→ **INSTRUCTIONS TO FOLLOW**: Assemble all lines in which the string "annotation" appears.

— START GIVEN DATA —

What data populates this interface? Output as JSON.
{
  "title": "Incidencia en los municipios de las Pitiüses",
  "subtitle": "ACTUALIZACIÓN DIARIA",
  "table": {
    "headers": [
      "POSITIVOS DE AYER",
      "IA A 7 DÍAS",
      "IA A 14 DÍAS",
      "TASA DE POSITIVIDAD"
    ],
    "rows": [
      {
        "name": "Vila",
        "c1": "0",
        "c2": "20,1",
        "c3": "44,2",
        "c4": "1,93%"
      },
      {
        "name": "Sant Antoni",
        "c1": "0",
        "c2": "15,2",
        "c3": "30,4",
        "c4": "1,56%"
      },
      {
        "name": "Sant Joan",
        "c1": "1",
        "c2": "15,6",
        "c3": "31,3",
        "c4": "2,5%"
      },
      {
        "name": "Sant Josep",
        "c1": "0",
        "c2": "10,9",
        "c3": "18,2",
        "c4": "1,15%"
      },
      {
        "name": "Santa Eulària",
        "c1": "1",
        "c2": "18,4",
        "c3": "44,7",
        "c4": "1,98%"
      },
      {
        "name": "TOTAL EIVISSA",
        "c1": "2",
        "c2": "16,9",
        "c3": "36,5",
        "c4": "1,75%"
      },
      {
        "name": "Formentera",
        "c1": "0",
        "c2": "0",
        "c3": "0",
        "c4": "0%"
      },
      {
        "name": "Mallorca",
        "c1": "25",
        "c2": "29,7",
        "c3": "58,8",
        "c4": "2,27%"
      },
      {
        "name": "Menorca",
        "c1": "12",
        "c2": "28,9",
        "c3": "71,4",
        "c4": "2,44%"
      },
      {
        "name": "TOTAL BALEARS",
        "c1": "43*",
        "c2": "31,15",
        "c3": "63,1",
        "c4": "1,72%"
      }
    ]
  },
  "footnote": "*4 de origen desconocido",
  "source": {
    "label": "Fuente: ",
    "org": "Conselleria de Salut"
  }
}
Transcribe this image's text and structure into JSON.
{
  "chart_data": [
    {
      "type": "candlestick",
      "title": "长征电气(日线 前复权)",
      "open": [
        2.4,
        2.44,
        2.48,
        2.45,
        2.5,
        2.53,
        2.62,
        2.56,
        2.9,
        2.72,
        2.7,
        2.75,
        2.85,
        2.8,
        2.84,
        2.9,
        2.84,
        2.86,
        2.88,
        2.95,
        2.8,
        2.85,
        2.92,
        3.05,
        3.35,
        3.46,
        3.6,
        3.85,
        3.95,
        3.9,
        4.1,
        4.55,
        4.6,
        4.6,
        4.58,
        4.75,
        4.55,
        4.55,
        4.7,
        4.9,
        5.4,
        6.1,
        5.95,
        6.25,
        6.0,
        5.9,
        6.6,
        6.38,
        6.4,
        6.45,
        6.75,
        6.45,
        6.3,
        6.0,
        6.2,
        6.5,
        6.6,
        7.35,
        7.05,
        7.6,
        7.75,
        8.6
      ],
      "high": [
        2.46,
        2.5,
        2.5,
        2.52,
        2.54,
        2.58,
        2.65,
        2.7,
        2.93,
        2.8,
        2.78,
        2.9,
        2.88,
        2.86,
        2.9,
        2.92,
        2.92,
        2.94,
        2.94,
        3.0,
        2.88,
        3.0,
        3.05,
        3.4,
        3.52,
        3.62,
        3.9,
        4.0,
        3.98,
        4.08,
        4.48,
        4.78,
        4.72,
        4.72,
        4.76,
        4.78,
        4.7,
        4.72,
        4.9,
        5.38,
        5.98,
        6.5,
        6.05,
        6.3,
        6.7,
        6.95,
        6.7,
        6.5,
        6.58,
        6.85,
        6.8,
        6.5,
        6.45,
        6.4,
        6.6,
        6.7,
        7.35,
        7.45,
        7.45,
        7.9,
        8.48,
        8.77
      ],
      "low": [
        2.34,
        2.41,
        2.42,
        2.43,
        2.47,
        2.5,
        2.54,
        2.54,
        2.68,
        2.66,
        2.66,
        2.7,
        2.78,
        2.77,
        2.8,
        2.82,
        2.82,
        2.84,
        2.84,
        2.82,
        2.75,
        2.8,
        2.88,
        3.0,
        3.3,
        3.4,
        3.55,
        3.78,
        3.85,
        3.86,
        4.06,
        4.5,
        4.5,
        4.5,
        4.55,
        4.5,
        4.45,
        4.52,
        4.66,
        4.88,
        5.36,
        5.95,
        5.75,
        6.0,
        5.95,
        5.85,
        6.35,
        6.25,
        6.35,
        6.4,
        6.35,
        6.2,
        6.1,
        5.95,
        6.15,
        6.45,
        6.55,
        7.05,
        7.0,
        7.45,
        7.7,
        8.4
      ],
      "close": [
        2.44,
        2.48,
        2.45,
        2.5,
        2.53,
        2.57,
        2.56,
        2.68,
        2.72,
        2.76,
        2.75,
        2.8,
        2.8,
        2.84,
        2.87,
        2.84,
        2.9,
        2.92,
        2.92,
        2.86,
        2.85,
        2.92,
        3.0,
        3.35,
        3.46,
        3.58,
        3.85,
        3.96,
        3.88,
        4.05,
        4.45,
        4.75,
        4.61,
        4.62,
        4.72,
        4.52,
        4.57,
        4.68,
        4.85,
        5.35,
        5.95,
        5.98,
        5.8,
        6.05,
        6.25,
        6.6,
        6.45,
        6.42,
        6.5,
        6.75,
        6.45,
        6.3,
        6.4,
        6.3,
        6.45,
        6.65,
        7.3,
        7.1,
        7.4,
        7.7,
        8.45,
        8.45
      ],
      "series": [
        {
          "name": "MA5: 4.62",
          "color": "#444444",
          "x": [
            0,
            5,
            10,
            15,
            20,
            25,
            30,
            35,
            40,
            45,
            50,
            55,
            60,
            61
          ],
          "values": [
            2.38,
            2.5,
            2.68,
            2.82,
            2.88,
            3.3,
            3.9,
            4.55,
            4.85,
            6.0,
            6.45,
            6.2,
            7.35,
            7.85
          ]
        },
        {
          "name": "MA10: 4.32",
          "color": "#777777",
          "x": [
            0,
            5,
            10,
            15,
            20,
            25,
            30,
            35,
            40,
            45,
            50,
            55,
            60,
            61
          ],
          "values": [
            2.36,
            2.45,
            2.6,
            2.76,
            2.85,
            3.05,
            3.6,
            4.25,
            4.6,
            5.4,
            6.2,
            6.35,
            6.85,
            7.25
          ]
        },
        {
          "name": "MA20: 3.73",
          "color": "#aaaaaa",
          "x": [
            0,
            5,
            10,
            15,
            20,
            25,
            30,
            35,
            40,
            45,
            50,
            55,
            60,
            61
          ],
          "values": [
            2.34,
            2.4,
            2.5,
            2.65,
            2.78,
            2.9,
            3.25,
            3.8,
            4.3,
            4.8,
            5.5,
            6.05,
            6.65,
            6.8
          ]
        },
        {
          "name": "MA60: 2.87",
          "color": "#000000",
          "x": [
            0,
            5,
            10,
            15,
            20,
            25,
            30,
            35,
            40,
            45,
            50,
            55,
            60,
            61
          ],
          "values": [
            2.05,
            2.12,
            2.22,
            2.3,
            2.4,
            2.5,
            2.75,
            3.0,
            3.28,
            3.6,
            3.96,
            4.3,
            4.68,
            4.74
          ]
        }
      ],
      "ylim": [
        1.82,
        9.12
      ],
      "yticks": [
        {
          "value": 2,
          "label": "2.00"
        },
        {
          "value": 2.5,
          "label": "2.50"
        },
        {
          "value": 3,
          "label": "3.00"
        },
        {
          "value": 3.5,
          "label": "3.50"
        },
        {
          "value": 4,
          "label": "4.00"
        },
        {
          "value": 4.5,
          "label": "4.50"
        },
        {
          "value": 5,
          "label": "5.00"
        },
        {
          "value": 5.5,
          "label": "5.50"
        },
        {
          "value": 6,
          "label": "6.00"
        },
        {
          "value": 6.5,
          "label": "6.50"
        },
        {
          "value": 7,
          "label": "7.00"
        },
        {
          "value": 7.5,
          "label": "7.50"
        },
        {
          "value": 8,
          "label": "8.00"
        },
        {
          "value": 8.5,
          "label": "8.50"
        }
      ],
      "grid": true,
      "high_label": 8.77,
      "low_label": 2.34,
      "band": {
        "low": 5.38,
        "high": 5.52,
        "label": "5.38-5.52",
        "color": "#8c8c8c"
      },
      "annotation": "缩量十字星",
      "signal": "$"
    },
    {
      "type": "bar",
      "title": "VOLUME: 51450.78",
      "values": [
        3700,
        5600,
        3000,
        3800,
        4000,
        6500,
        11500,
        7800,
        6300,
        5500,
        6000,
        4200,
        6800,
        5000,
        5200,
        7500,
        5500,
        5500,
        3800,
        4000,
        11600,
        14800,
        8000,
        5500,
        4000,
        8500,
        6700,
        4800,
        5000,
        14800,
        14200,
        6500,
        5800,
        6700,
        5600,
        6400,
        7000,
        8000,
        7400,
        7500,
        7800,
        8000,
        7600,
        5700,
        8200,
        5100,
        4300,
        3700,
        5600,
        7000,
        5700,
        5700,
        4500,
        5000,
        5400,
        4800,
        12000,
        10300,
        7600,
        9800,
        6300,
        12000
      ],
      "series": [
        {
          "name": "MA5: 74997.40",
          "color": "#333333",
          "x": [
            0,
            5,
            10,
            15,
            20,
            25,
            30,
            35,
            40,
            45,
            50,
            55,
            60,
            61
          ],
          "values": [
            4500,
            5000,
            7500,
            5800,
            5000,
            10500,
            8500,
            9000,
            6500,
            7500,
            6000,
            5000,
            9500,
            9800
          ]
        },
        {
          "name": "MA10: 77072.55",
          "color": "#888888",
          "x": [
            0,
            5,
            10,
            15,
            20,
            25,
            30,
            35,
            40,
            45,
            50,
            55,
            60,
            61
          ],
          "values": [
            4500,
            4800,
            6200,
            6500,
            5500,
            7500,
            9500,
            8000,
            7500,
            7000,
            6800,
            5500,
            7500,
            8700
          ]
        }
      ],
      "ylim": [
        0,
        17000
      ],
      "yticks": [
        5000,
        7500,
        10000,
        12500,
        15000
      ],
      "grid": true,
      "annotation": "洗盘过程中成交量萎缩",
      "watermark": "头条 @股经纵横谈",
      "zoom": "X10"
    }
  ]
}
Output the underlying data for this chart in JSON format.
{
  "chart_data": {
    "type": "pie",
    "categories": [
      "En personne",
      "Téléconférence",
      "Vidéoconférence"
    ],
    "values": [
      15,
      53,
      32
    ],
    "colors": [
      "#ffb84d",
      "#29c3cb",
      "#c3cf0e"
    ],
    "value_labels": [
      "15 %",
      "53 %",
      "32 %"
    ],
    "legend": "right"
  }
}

— END GIVEN DATA —

→ **RESPONSE**:
      "annotation": "缩量十字星",
      "annotation": "洗盘过程中成交量萎缩",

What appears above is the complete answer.